(Saved data entries)
- - -

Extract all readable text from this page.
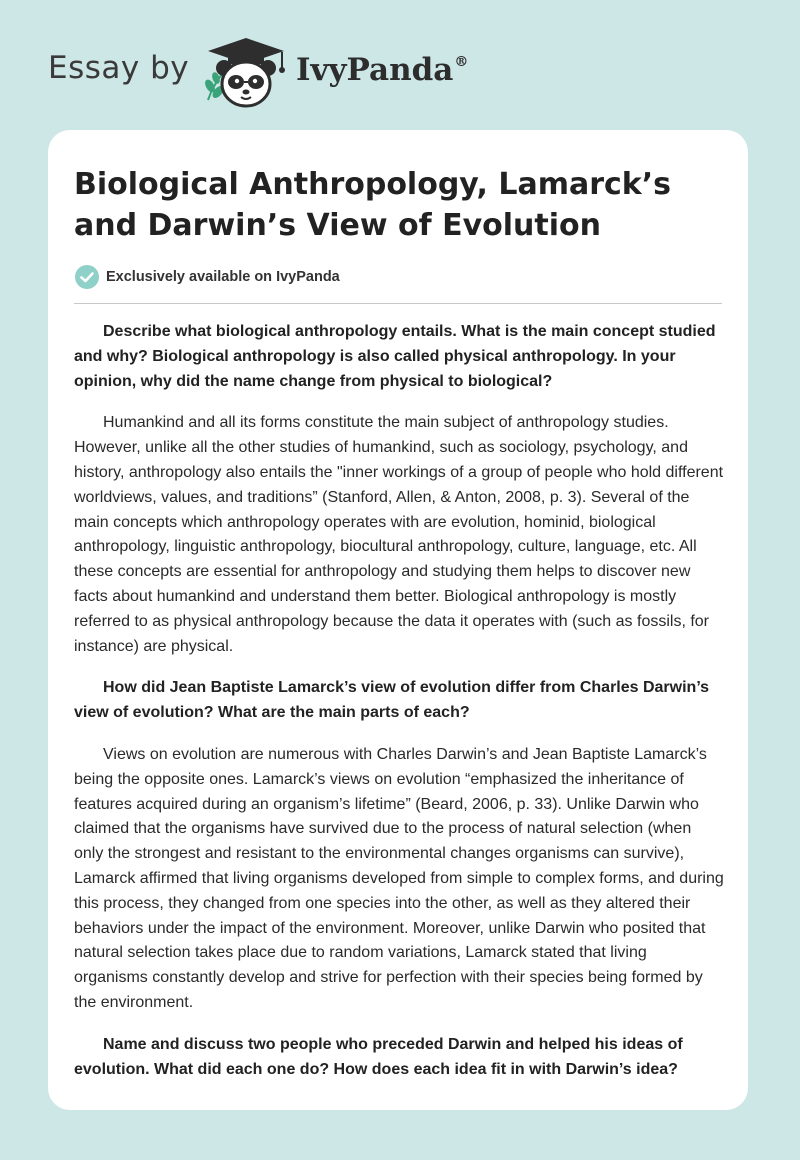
Essay by	IvyPanda®
Biological Anthropology, Lamarck’s and Darwin’s View of Evolution
Exclusively available on IvyPanda

Describe what biological anthropology entails. What is the main concept studied and why? Biological anthropology is also called physical anthropology. In your opinion, why did the name change from physical to biological?

Humankind and all its forms constitute the main subject of anthropology studies. However, unlike all the other studies of humankind, such as sociology, psychology, and history, anthropology also entails the "inner workings of a group of people who hold different worldviews, values, and traditions” (Stanford, Allen, & Anton, 2008, p. 3). Several of the main concepts which anthropology operates with are evolution, hominid, biological anthropology, linguistic anthropology, biocultural anthropology, culture, language, etc. All these concepts are essential for anthropology and studying them helps to discover new facts about humankind and understand them better. Biological anthropology is mostly referred to as physical anthropology because the data it operates with (such as fossils, for instance) are physical.

How did Jean Baptiste Lamarck’s view of evolution differ from Charles Darwin’s view of evolution? What are the main parts of each?

Views on evolution are numerous with Charles Darwin’s and Jean Baptiste Lamarck’s being the opposite ones. Lamarck’s views on evolution “emphasized the inheritance of features acquired during an organism’s lifetime” (Beard, 2006, p. 33). Unlike Darwin who claimed that the organisms have survived due to the process of natural selection (when only the strongest and resistant to the environmental changes organisms can survive), Lamarck affirmed that living organisms developed from simple to complex forms, and during this process, they changed from one species into the other, as well as they altered their behaviors under the impact of the environment. Moreover, unlike Darwin who posited that natural selection takes place due to random variations, Lamarck stated that living organisms constantly develop and strive for perfection with their species being formed by the environment.

Name and discuss two people who preceded Darwin and helped his ideas of evolution. What did each one do? How does each idea fit in with Darwin’s idea?
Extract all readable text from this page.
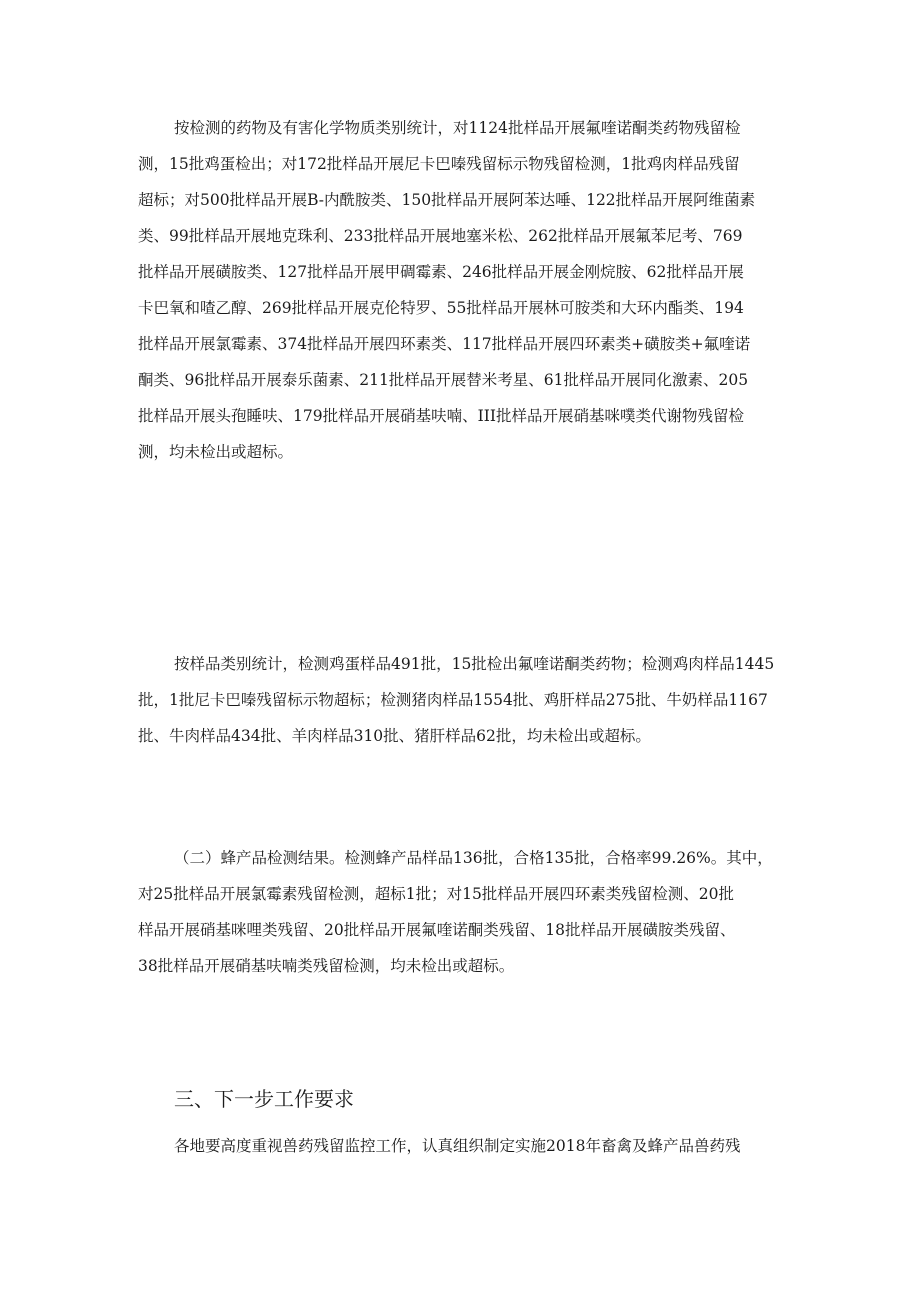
按检测的药物及有害化学物质类别统计，对1124批样品开展氟喹诺酮类药物残留检
测，15批鸡蛋检出；对172批样品开展尼卡巴嗪残留标示物残留检测，1批鸡肉样品残留
超标；对500批样品开展B-内酰胺类、150批样品开展阿苯达唾、122批样品开展阿维菌素
类、99批样品开展地克珠利、233批样品开展地塞米松、262批样品开展氟苯尼考、769
批样品开展磺胺类、127批样品开展甲碉霉素、246批样品开展金刚烷胺、62批样品开展
卡巴氧和喳乙醇、269批样品开展克伦特罗、55批样品开展林可胺类和大环内酯类、194
批样品开展氯霉素、374批样品开展四环素类、117批样品开展四环素类+磺胺类+氟喹诺
酮类、96批样品开展泰乐菌素、211批样品开展替米考星、61批样品开展同化激素、205
批样品开展头孢睡呋、179批样品开展硝基呋喃、III批样品开展硝基咪噗类代谢物残留检
测，均未检出或超标。

按样品类别统计，检测鸡蛋样品491批，15批检出氟喹诺酮类药物；检测鸡肉样品1445
批，1批尼卡巴嗪残留标示物超标；检测猪肉样品1554批、鸡肝样品275批、牛奶样品1167
批、牛肉样品434批、羊肉样品310批、猪肝样品62批，均未检出或超标。

（二）蜂产品检测结果。检测蜂产品样品136批，合格135批，合格率99.26%。其中，
对25批样品开展氯霉素残留检测，超标1批；对15批样品开展四环素类残留检测、20批
样品开展硝基咪哩类残留、20批样品开展氟喹诺酮类残留、18批样品开展磺胺类残留、
38批样品开展硝基呋喃类残留检测，均未检出或超标。

三、下一步工作要求

各地要高度重视兽药残留监控工作，认真组织制定实施2018年畜禽及蜂产品兽药残
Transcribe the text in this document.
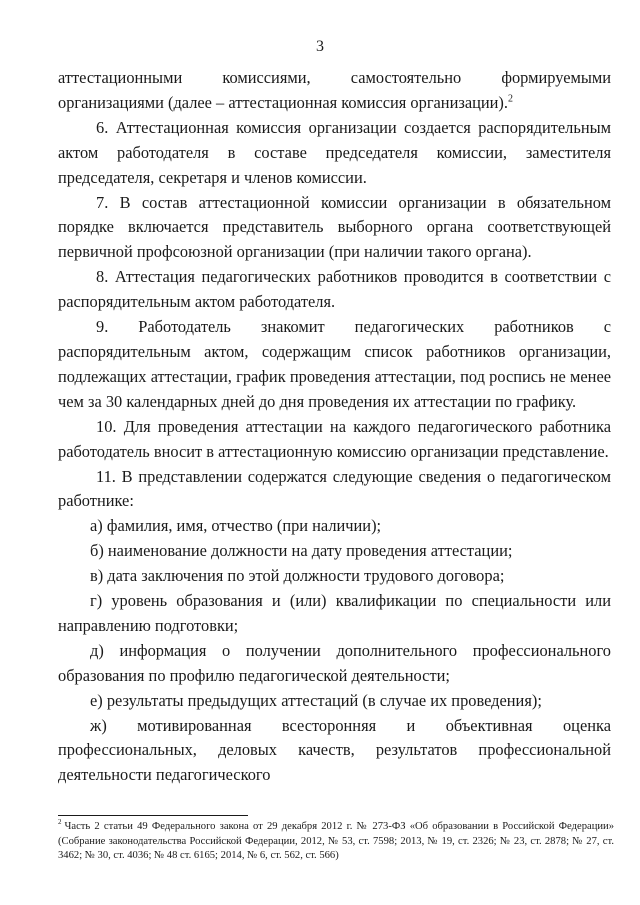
3

аттестационными комиссиями, самостоятельно формируемыми организациями (далее – аттестационная комиссия организации).$^2$

6. Аттестационная комиссия организации создается распорядительным актом работодателя в составе председателя комиссии, заместителя председателя, секретаря и членов комиссии.

7. В состав аттестационной комиссии организации в обязательном порядке включается представитель выборного органа соответствующей первичной профсоюзной организации (при наличии такого органа).

8. Аттестация педагогических работников проводится в соответствии с распорядительным актом работодателя.

9. Работодатель знакомит педагогических работников с распорядительным актом, содержащим список работников организации, подлежащих аттестации, график проведения аттестации, под роспись не менее чем за 30 календарных дней до дня проведения их аттестации по графику.

10. Для проведения аттестации на каждого педагогического работника работодатель вносит в аттестационную комиссию организации представление.

11. В представлении содержатся следующие сведения о педагогическом работнике:

а) фамилия, имя, отчество (при наличии);

б) наименование должности на дату проведения аттестации;

в) дата заключения по этой должности трудового договора;

г) уровень образования и (или) квалификации по специальности или направлению подготовки;

д) информация о получении дополнительного профессионального образования по профилю педагогической деятельности;

е) результаты предыдущих аттестаций (в случае их проведения);

ж) мотивированная всесторонняя и объективная оценка профессиональных, деловых качеств, результатов профессиональной деятельности педагогического

$^2$ Часть 2 статьи 49 Федерального закона от 29 декабря 2012 г. № 273-ФЗ «Об образовании в Российской Федерации» (Собрание законодательства Российской Федерации, 2012, № 53, ст. 7598; 2013, № 19, ст. 2326; № 23, ст. 2878; № 27, ст. 3462; № 30, ст. 4036; № 48 ст. 6165; 2014, № 6, ст. 562, ст. 566)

- - -

Directive: Among the entries above, identify all lines with "педагогического" and copy them.

Reply:
10. Для проведения аттестации на каждого педагогического работника работодатель вносит в аттестационную комиссию организации представление.
ж) мотивированная всесторонняя и объективная оценка профессиональных, деловых качеств, результатов профессиональной деятельности педагогического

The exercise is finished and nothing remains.